SHORT TASK:
Count how many lines hold the string "subtitle". Give that number alone.

MATERIALS PROVIDED:
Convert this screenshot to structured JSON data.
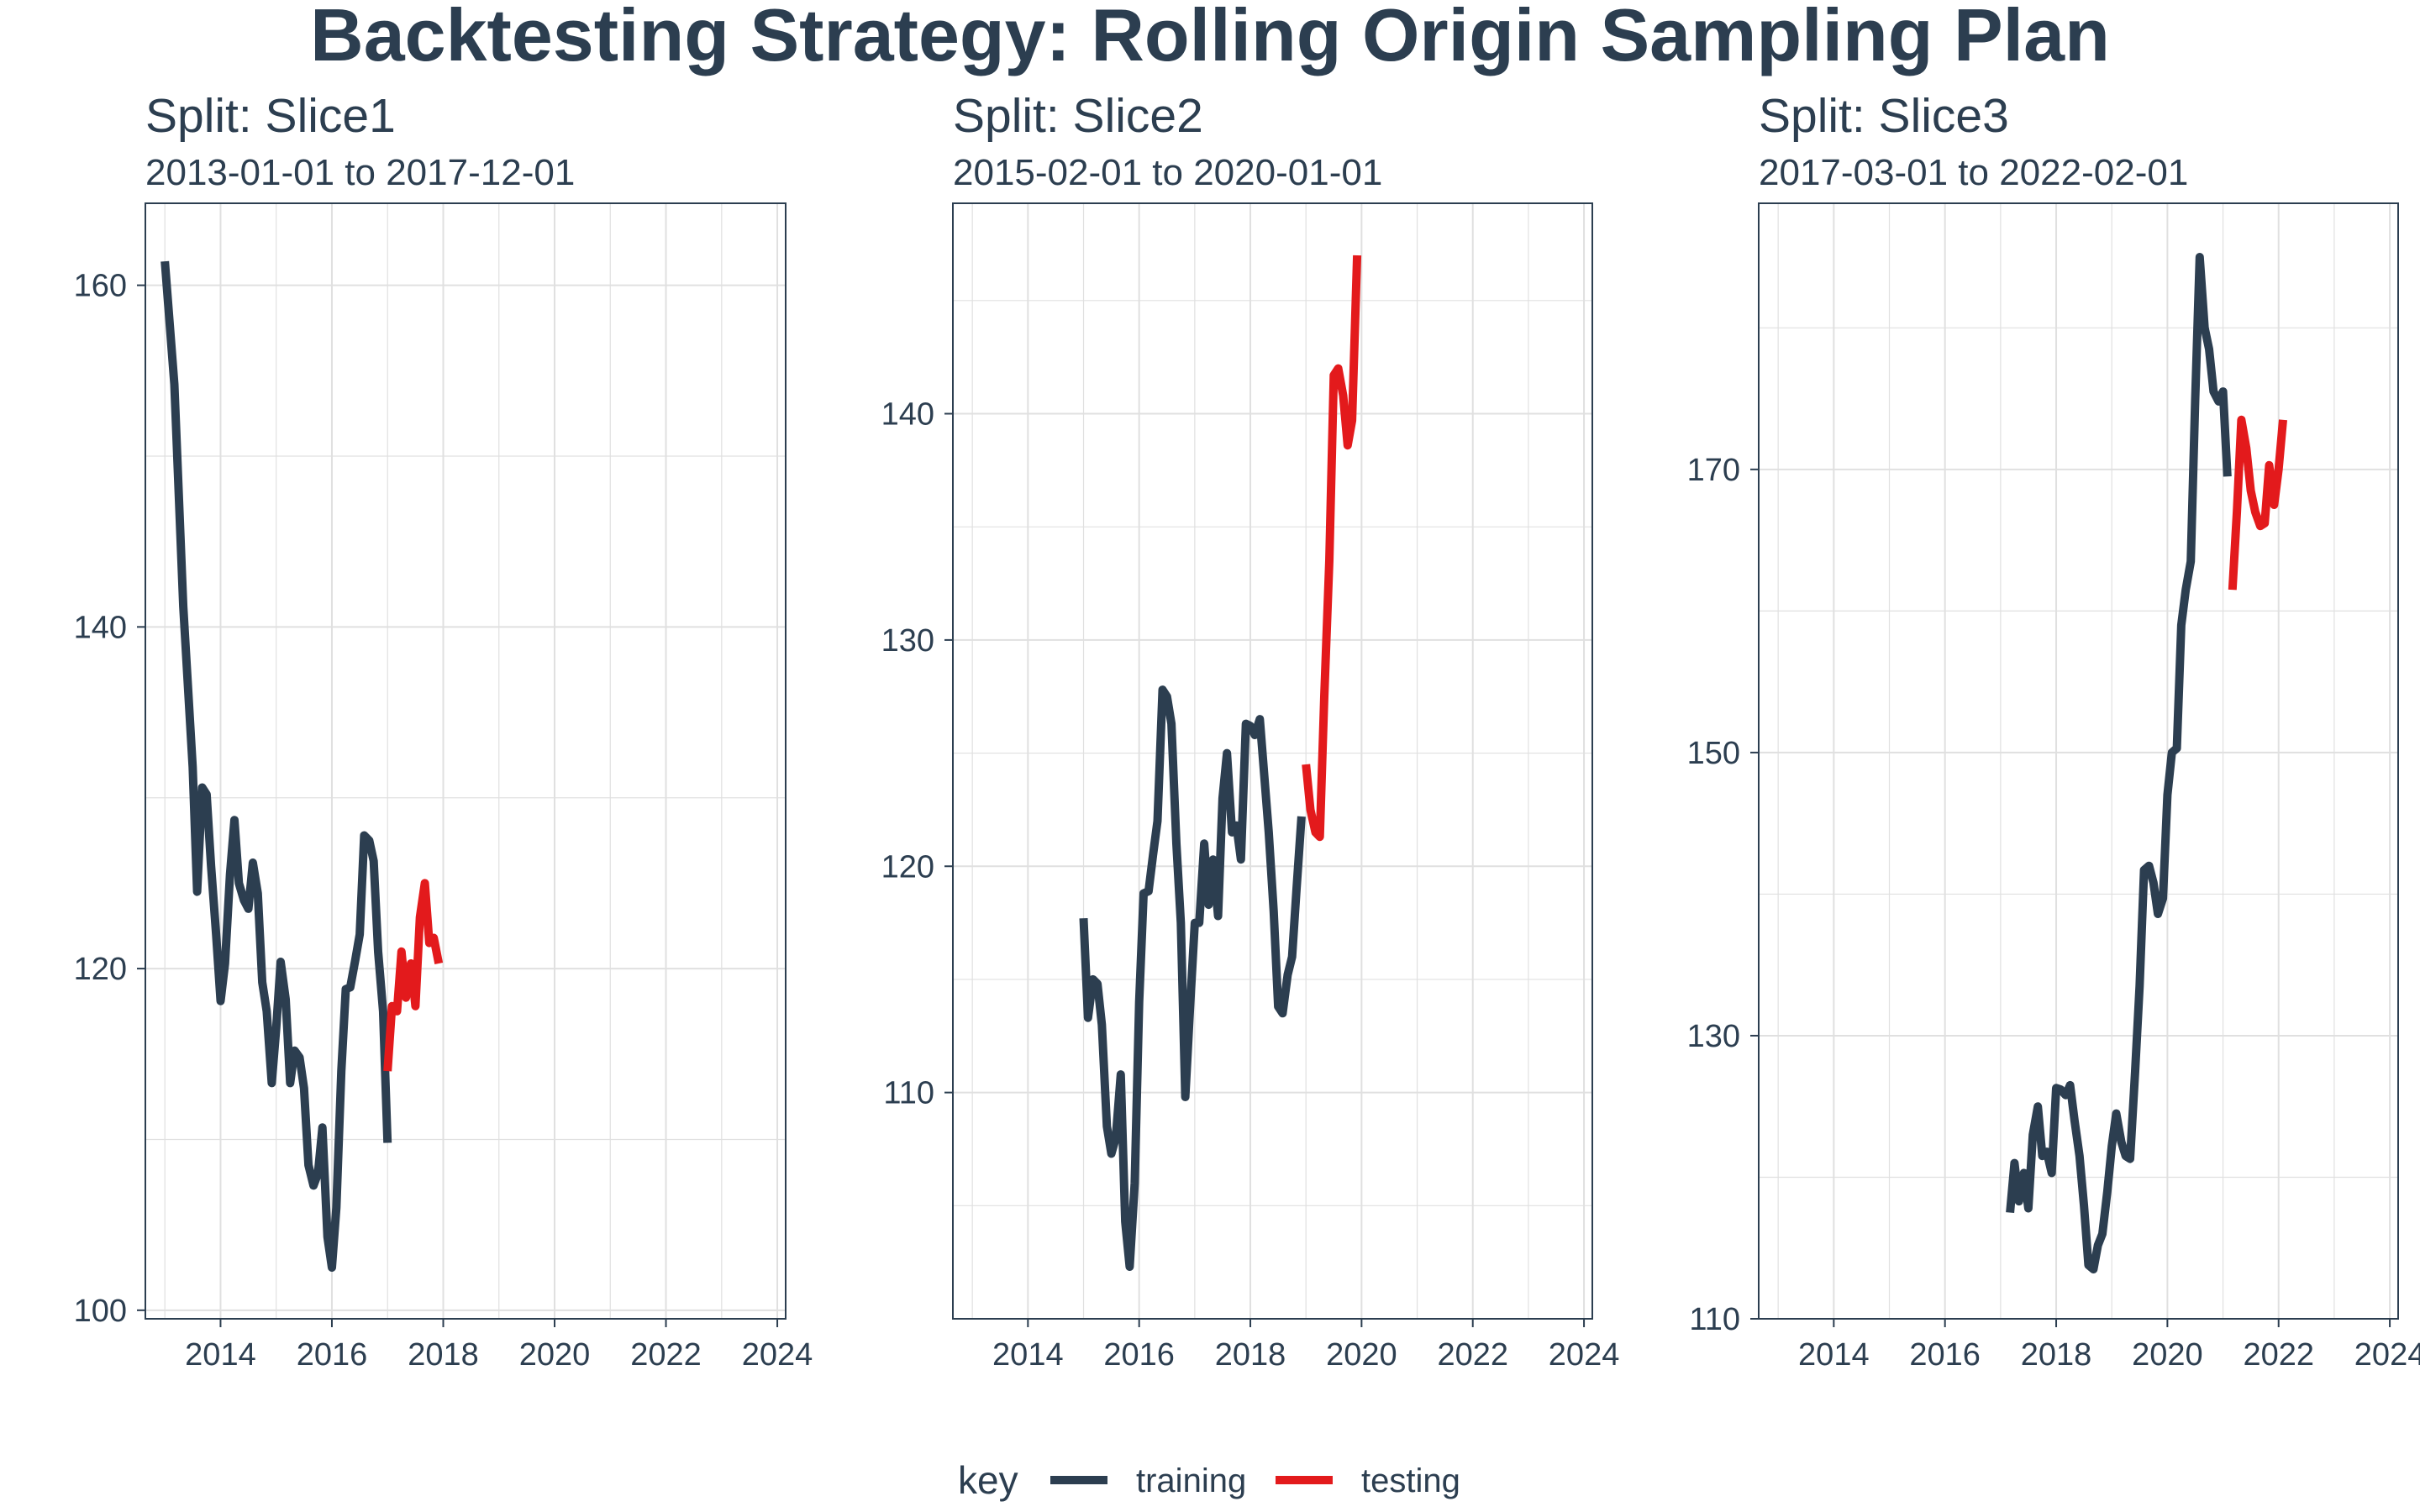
{
  "title": "Backtesting Strategy: Rolling Origin Sampling Plan",
  "legend": {
    "key_label": "key",
    "entries": [
      {
        "label": "training",
        "color": "#2c3e50"
      },
      {
        "label": "testing",
        "color": "#e31a1c"
      }
    ]
  },
  "colors": {
    "training": "#2c3e50",
    "testing": "#e31a1c",
    "grid": "#e0e0e0",
    "border": "#2c3e50"
  },
  "chart_data": [
    {
      "type": "line",
      "title": "Split: Slice1",
      "subtitle": "2013-01-01 to 2017-12-01",
      "xlim": [
        2012.65,
        2024.15
      ],
      "ylim": [
        99.5,
        164.8
      ],
      "x_ticks": [
        2014,
        2016,
        2018,
        2020,
        2022,
        2024
      ],
      "x_tick_labels": [
        "2014",
        "2016",
        "2018",
        "2020",
        "2022",
        "2024"
      ],
      "y_ticks": [
        100,
        120,
        140,
        160
      ],
      "y_tick_labels": [
        "100",
        "120",
        "140",
        "160"
      ],
      "series": [
        {
          "key": "training",
          "points": [
            [
              2013.0,
              161.4
            ],
            [
              2013.17,
              154.2
            ],
            [
              2013.33,
              141.2
            ],
            [
              2013.5,
              131.8
            ],
            [
              2013.58,
              124.5
            ],
            [
              2013.67,
              130.6
            ],
            [
              2013.75,
              130.2
            ],
            [
              2013.83,
              126.0
            ],
            [
              2013.92,
              122.0
            ],
            [
              2014.0,
              118.1
            ],
            [
              2014.08,
              120.3
            ],
            [
              2014.17,
              125.5
            ],
            [
              2014.25,
              128.7
            ],
            [
              2014.33,
              125.0
            ],
            [
              2014.42,
              124.0
            ],
            [
              2014.5,
              123.5
            ],
            [
              2014.58,
              126.2
            ],
            [
              2014.67,
              124.4
            ],
            [
              2014.75,
              119.2
            ],
            [
              2014.83,
              117.5
            ],
            [
              2014.92,
              113.3
            ],
            [
              2015.0,
              116.5
            ],
            [
              2015.08,
              120.4
            ],
            [
              2015.17,
              118.2
            ],
            [
              2015.25,
              113.3
            ],
            [
              2015.33,
              115.2
            ],
            [
              2015.42,
              114.8
            ],
            [
              2015.5,
              113.0
            ],
            [
              2015.58,
              108.5
            ],
            [
              2015.67,
              107.3
            ],
            [
              2015.75,
              108.0
            ],
            [
              2015.83,
              110.7
            ],
            [
              2015.92,
              104.3
            ],
            [
              2016.0,
              102.5
            ],
            [
              2016.08,
              106.0
            ],
            [
              2016.17,
              114.0
            ],
            [
              2016.25,
              118.8
            ],
            [
              2016.33,
              118.9
            ],
            [
              2016.42,
              120.5
            ],
            [
              2016.5,
              122.0
            ],
            [
              2016.58,
              127.8
            ],
            [
              2016.67,
              127.5
            ],
            [
              2016.75,
              126.3
            ],
            [
              2016.83,
              121.0
            ],
            [
              2016.92,
              117.5
            ],
            [
              2017.0,
              109.8
            ]
          ]
        },
        {
          "key": "testing",
          "points": [
            [
              2017.0,
              114.0
            ],
            [
              2017.08,
              117.8
            ],
            [
              2017.17,
              117.5
            ],
            [
              2017.25,
              121.0
            ],
            [
              2017.33,
              118.3
            ],
            [
              2017.42,
              120.3
            ],
            [
              2017.5,
              117.8
            ],
            [
              2017.58,
              123.0
            ],
            [
              2017.67,
              125.0
            ],
            [
              2017.75,
              121.5
            ],
            [
              2017.83,
              121.8
            ],
            [
              2017.92,
              120.3
            ]
          ]
        }
      ]
    },
    {
      "type": "line",
      "title": "Split: Slice2",
      "subtitle": "2015-02-01 to 2020-01-01",
      "xlim": [
        2012.65,
        2024.15
      ],
      "ylim": [
        100.0,
        149.3
      ],
      "x_ticks": [
        2014,
        2016,
        2018,
        2020,
        2022,
        2024
      ],
      "x_tick_labels": [
        "2014",
        "2016",
        "2018",
        "2020",
        "2022",
        "2024"
      ],
      "y_ticks": [
        110,
        120,
        130,
        140
      ],
      "y_tick_labels": [
        "110",
        "120",
        "130",
        "140"
      ],
      "series": [
        {
          "key": "training",
          "points": [
            [
              2015.0,
              117.7
            ],
            [
              2015.08,
              113.3
            ],
            [
              2015.17,
              115.0
            ],
            [
              2015.25,
              114.8
            ],
            [
              2015.33,
              113.0
            ],
            [
              2015.42,
              108.5
            ],
            [
              2015.5,
              107.3
            ],
            [
              2015.58,
              108.0
            ],
            [
              2015.67,
              110.8
            ],
            [
              2015.75,
              104.3
            ],
            [
              2015.83,
              102.3
            ],
            [
              2015.92,
              106.0
            ],
            [
              2016.0,
              114.0
            ],
            [
              2016.08,
              118.8
            ],
            [
              2016.17,
              118.9
            ],
            [
              2016.25,
              120.5
            ],
            [
              2016.33,
              122.0
            ],
            [
              2016.42,
              127.8
            ],
            [
              2016.5,
              127.5
            ],
            [
              2016.58,
              126.3
            ],
            [
              2016.67,
              121.0
            ],
            [
              2016.75,
              117.5
            ],
            [
              2016.83,
              109.8
            ],
            [
              2016.92,
              114.0
            ],
            [
              2017.0,
              117.5
            ],
            [
              2017.08,
              117.5
            ],
            [
              2017.17,
              121.0
            ],
            [
              2017.25,
              118.3
            ],
            [
              2017.33,
              120.3
            ],
            [
              2017.42,
              117.8
            ],
            [
              2017.5,
              123.0
            ],
            [
              2017.58,
              125.0
            ],
            [
              2017.67,
              121.5
            ],
            [
              2017.75,
              121.8
            ],
            [
              2017.83,
              120.3
            ],
            [
              2017.92,
              126.3
            ],
            [
              2018.0,
              126.2
            ],
            [
              2018.08,
              125.8
            ],
            [
              2018.17,
              126.5
            ],
            [
              2018.25,
              124.0
            ],
            [
              2018.33,
              121.5
            ],
            [
              2018.42,
              118.0
            ],
            [
              2018.5,
              113.8
            ],
            [
              2018.58,
              113.5
            ],
            [
              2018.67,
              115.2
            ],
            [
              2018.75,
              116.0
            ],
            [
              2018.83,
              119.0
            ],
            [
              2018.92,
              122.2
            ]
          ]
        },
        {
          "key": "testing",
          "points": [
            [
              2019.0,
              124.5
            ],
            [
              2019.08,
              122.5
            ],
            [
              2019.17,
              121.5
            ],
            [
              2019.25,
              121.3
            ],
            [
              2019.33,
              127.5
            ],
            [
              2019.42,
              133.5
            ],
            [
              2019.5,
              141.7
            ],
            [
              2019.58,
              142.0
            ],
            [
              2019.67,
              140.8
            ],
            [
              2019.75,
              138.6
            ],
            [
              2019.83,
              139.7
            ],
            [
              2019.92,
              147.0
            ]
          ]
        }
      ]
    },
    {
      "type": "line",
      "title": "Split: Slice3",
      "subtitle": "2017-03-01 to 2022-02-01",
      "xlim": [
        2012.65,
        2024.15
      ],
      "ylim": [
        110.0,
        188.8
      ],
      "x_ticks": [
        2014,
        2016,
        2018,
        2020,
        2022,
        2024
      ],
      "x_tick_labels": [
        "2014",
        "2016",
        "2018",
        "2020",
        "2022",
        "2024"
      ],
      "y_ticks": [
        110,
        130,
        150,
        170
      ],
      "y_tick_labels": [
        "110",
        "130",
        "150",
        "170"
      ],
      "series": [
        {
          "key": "training",
          "points": [
            [
              2017.17,
              117.5
            ],
            [
              2017.25,
              121.0
            ],
            [
              2017.33,
              118.3
            ],
            [
              2017.42,
              120.3
            ],
            [
              2017.5,
              117.8
            ],
            [
              2017.58,
              123.0
            ],
            [
              2017.67,
              125.0
            ],
            [
              2017.75,
              121.5
            ],
            [
              2017.83,
              121.8
            ],
            [
              2017.92,
              120.3
            ],
            [
              2018.0,
              126.3
            ],
            [
              2018.08,
              126.2
            ],
            [
              2018.17,
              125.8
            ],
            [
              2018.25,
              126.5
            ],
            [
              2018.33,
              124.0
            ],
            [
              2018.42,
              121.5
            ],
            [
              2018.5,
              118.0
            ],
            [
              2018.58,
              113.8
            ],
            [
              2018.67,
              113.5
            ],
            [
              2018.75,
              115.2
            ],
            [
              2018.83,
              116.0
            ],
            [
              2018.92,
              119.0
            ],
            [
              2019.0,
              122.2
            ],
            [
              2019.08,
              124.5
            ],
            [
              2019.17,
              122.5
            ],
            [
              2019.25,
              121.5
            ],
            [
              2019.33,
              121.3
            ],
            [
              2019.42,
              127.5
            ],
            [
              2019.5,
              133.5
            ],
            [
              2019.58,
              141.7
            ],
            [
              2019.67,
              142.0
            ],
            [
              2019.75,
              140.8
            ],
            [
              2019.83,
              138.6
            ],
            [
              2019.92,
              139.7
            ],
            [
              2020.0,
              147.0
            ],
            [
              2020.08,
              150.0
            ],
            [
              2020.17,
              150.3
            ],
            [
              2020.25,
              159.0
            ],
            [
              2020.33,
              161.5
            ],
            [
              2020.42,
              163.5
            ],
            [
              2020.5,
              175.0
            ],
            [
              2020.58,
              185.0
            ],
            [
              2020.67,
              180.0
            ],
            [
              2020.75,
              178.5
            ],
            [
              2020.83,
              175.5
            ],
            [
              2020.92,
              174.8
            ],
            [
              2021.0,
              175.5
            ],
            [
              2021.08,
              169.5
            ]
          ]
        },
        {
          "key": "testing",
          "points": [
            [
              2021.17,
              161.5
            ],
            [
              2021.25,
              167.0
            ],
            [
              2021.33,
              173.5
            ],
            [
              2021.42,
              171.5
            ],
            [
              2021.5,
              168.5
            ],
            [
              2021.58,
              167.0
            ],
            [
              2021.67,
              166.0
            ],
            [
              2021.75,
              166.2
            ],
            [
              2021.83,
              170.3
            ],
            [
              2021.92,
              167.5
            ],
            [
              2022.0,
              170.0
            ],
            [
              2022.08,
              173.5
            ]
          ]
        }
      ]
    }
  ]
}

FULL ANSWER:
3